**TASK**
Each entry that follows is to be retyped exactly. Pictures do not belong in the copy.

BEGIN MATERIAL PROVIDED

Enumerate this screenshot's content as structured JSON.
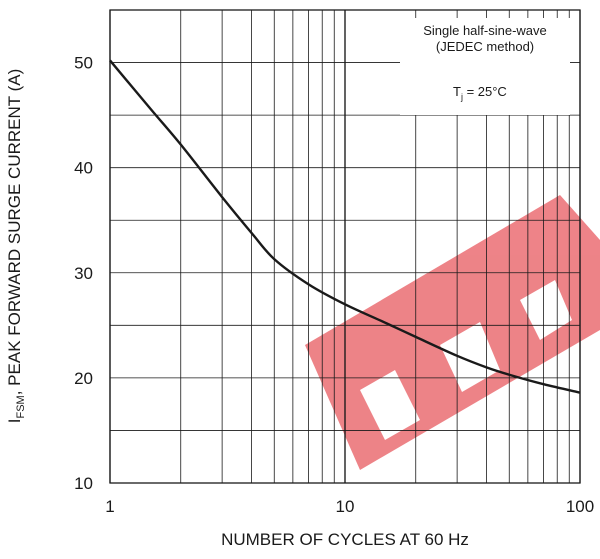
{
  "chart_data": {
    "type": "line",
    "x_scale": "log",
    "x": [
      1,
      1.5,
      2,
      3,
      4,
      5,
      7,
      10,
      15,
      20,
      30,
      40,
      50,
      70,
      100
    ],
    "series": [
      {
        "values": [
          50.2,
          45.5,
          42.2,
          37.2,
          33.8,
          31.3,
          28.9,
          27.0,
          25.2,
          23.9,
          22.1,
          21.0,
          20.3,
          19.4,
          18.6
        ]
      }
    ],
    "xlim": [
      1,
      100
    ],
    "ylim": [
      10,
      55
    ],
    "x_ticks": [
      1,
      10,
      100
    ],
    "x_tick_labels": [
      "1",
      "10",
      "100"
    ],
    "y_ticks": [
      10,
      20,
      30,
      40,
      50
    ],
    "y_tick_labels": [
      "10",
      "20",
      "30",
      "40",
      "50"
    ],
    "xlabel": "NUMBER OF CYCLES AT 60 Hz",
    "ylabel": {
      "symbol": "I",
      "subscript": "FSM",
      "text": ", PEAK FORWARD SURGE CURRENT (A)"
    },
    "annotations": {
      "line1": "Single half-sine-wave",
      "line2": "(JEDEC method)",
      "temp_symbol": "T",
      "temp_subscript": "j",
      "temp_value": " = 25°C"
    },
    "grid": true,
    "colors": {
      "line": "#1a1a1a",
      "grid": "#1a1a1a",
      "watermark": "#e85a60"
    }
  }
}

END MATERIAL PROVIDED

**FULL ANSWER**
Enumerate this screenshot's content as structured JSON.
{
  "chart_data": {
    "type": "line",
    "x_scale": "log",
    "x": [
      1,
      1.5,
      2,
      3,
      4,
      5,
      7,
      10,
      15,
      20,
      30,
      40,
      50,
      70,
      100
    ],
    "series": [
      {
        "values": [
          50.2,
          45.5,
          42.2,
          37.2,
          33.8,
          31.3,
          28.9,
          27.0,
          25.2,
          23.9,
          22.1,
          21.0,
          20.3,
          19.4,
          18.6
        ]
      }
    ],
    "xlim": [
      1,
      100
    ],
    "ylim": [
      10,
      55
    ],
    "x_ticks": [
      1,
      10,
      100
    ],
    "x_tick_labels": [
      "1",
      "10",
      "100"
    ],
    "y_ticks": [
      10,
      20,
      30,
      40,
      50
    ],
    "y_tick_labels": [
      "10",
      "20",
      "30",
      "40",
      "50"
    ],
    "xlabel": "NUMBER OF CYCLES AT 60 Hz",
    "ylabel": {
      "symbol": "I",
      "subscript": "FSM",
      "text": ", PEAK FORWARD SURGE CURRENT (A)"
    },
    "annotations": {
      "line1": "Single half-sine-wave",
      "line2": "(JEDEC method)",
      "temp_symbol": "T",
      "temp_subscript": "j",
      "temp_value": " = 25°C"
    },
    "grid": true,
    "colors": {
      "line": "#1a1a1a",
      "grid": "#1a1a1a",
      "watermark": "#e85a60"
    }
  }
}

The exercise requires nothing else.